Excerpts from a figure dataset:

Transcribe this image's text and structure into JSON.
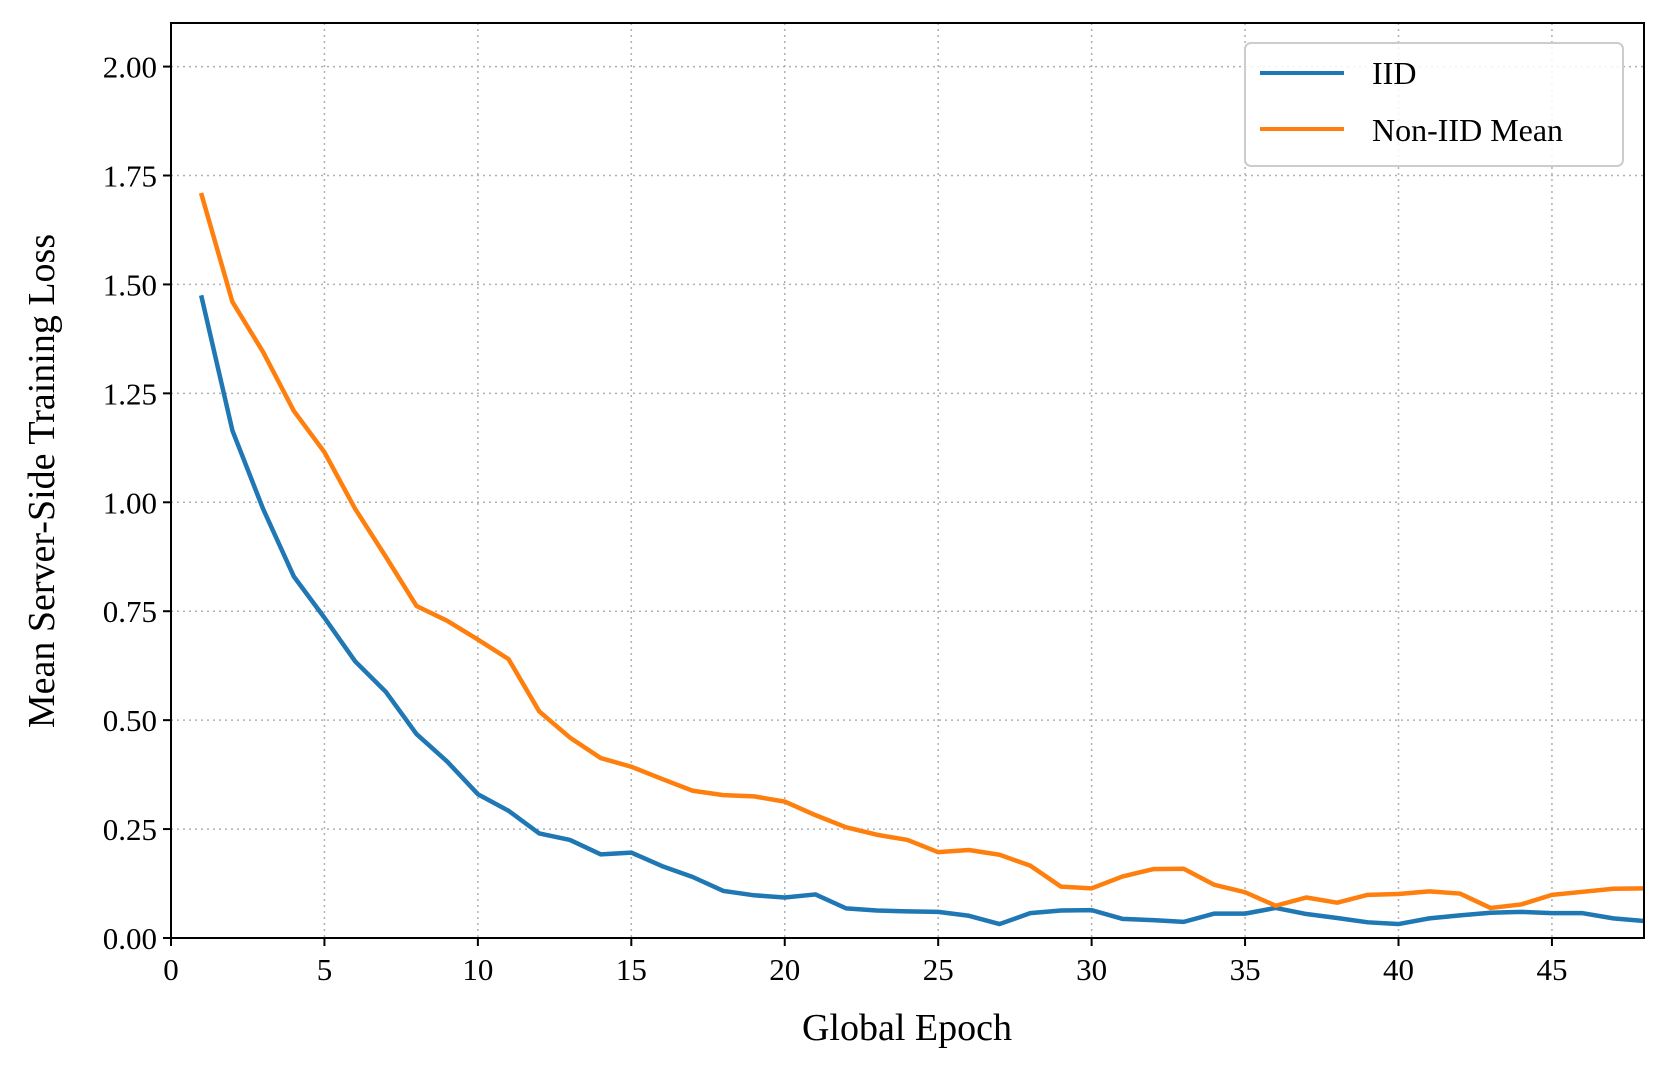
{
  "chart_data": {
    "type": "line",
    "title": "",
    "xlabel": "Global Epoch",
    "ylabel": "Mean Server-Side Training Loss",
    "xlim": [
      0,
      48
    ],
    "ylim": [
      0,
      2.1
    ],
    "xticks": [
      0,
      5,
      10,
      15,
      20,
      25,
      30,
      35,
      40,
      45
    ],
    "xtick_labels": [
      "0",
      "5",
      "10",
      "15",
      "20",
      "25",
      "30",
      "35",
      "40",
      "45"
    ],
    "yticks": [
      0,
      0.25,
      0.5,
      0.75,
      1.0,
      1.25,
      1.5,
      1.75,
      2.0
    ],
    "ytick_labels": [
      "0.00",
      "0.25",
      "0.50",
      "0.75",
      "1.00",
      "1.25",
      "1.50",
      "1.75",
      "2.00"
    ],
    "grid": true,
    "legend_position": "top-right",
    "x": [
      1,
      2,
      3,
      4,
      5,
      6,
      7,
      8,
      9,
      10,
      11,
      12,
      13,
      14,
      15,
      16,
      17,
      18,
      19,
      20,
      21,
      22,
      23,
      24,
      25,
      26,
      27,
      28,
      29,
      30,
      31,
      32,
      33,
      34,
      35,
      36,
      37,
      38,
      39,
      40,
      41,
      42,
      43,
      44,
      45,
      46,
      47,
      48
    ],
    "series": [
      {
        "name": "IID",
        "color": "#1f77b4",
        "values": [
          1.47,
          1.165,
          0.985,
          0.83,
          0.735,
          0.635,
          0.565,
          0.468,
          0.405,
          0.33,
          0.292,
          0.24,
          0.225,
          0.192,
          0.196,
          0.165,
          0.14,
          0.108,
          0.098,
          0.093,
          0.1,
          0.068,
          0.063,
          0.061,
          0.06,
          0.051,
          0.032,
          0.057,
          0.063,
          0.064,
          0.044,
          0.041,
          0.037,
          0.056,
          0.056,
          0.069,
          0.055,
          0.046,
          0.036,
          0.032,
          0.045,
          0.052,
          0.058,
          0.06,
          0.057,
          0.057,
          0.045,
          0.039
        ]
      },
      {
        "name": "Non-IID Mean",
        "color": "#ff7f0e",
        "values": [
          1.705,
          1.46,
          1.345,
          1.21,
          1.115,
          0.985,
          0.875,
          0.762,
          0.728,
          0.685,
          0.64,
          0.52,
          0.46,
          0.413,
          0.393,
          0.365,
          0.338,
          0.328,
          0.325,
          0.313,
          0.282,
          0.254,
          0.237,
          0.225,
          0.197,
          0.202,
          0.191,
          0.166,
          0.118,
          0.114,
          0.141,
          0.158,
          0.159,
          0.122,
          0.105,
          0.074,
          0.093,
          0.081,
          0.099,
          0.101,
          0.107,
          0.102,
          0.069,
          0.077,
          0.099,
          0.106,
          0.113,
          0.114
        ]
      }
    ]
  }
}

*Stated goal:* Give the entries again word for word, but skip the pictures.

*Full output:*
Transcribe this image's text and structure into JSON.
{
  "chart_data": {
    "type": "line",
    "title": "",
    "xlabel": "Global Epoch",
    "ylabel": "Mean Server-Side Training Loss",
    "xlim": [
      0,
      48
    ],
    "ylim": [
      0,
      2.1
    ],
    "xticks": [
      0,
      5,
      10,
      15,
      20,
      25,
      30,
      35,
      40,
      45
    ],
    "xtick_labels": [
      "0",
      "5",
      "10",
      "15",
      "20",
      "25",
      "30",
      "35",
      "40",
      "45"
    ],
    "yticks": [
      0,
      0.25,
      0.5,
      0.75,
      1.0,
      1.25,
      1.5,
      1.75,
      2.0
    ],
    "ytick_labels": [
      "0.00",
      "0.25",
      "0.50",
      "0.75",
      "1.00",
      "1.25",
      "1.50",
      "1.75",
      "2.00"
    ],
    "grid": true,
    "legend_position": "top-right",
    "x": [
      1,
      2,
      3,
      4,
      5,
      6,
      7,
      8,
      9,
      10,
      11,
      12,
      13,
      14,
      15,
      16,
      17,
      18,
      19,
      20,
      21,
      22,
      23,
      24,
      25,
      26,
      27,
      28,
      29,
      30,
      31,
      32,
      33,
      34,
      35,
      36,
      37,
      38,
      39,
      40,
      41,
      42,
      43,
      44,
      45,
      46,
      47,
      48
    ],
    "series": [
      {
        "name": "IID",
        "color": "#1f77b4",
        "values": [
          1.47,
          1.165,
          0.985,
          0.83,
          0.735,
          0.635,
          0.565,
          0.468,
          0.405,
          0.33,
          0.292,
          0.24,
          0.225,
          0.192,
          0.196,
          0.165,
          0.14,
          0.108,
          0.098,
          0.093,
          0.1,
          0.068,
          0.063,
          0.061,
          0.06,
          0.051,
          0.032,
          0.057,
          0.063,
          0.064,
          0.044,
          0.041,
          0.037,
          0.056,
          0.056,
          0.069,
          0.055,
          0.046,
          0.036,
          0.032,
          0.045,
          0.052,
          0.058,
          0.06,
          0.057,
          0.057,
          0.045,
          0.039
        ]
      },
      {
        "name": "Non-IID Mean",
        "color": "#ff7f0e",
        "values": [
          1.705,
          1.46,
          1.345,
          1.21,
          1.115,
          0.985,
          0.875,
          0.762,
          0.728,
          0.685,
          0.64,
          0.52,
          0.46,
          0.413,
          0.393,
          0.365,
          0.338,
          0.328,
          0.325,
          0.313,
          0.282,
          0.254,
          0.237,
          0.225,
          0.197,
          0.202,
          0.191,
          0.166,
          0.118,
          0.114,
          0.141,
          0.158,
          0.159,
          0.122,
          0.105,
          0.074,
          0.093,
          0.081,
          0.099,
          0.101,
          0.107,
          0.102,
          0.069,
          0.077,
          0.099,
          0.106,
          0.113,
          0.114
        ]
      }
    ]
  }
}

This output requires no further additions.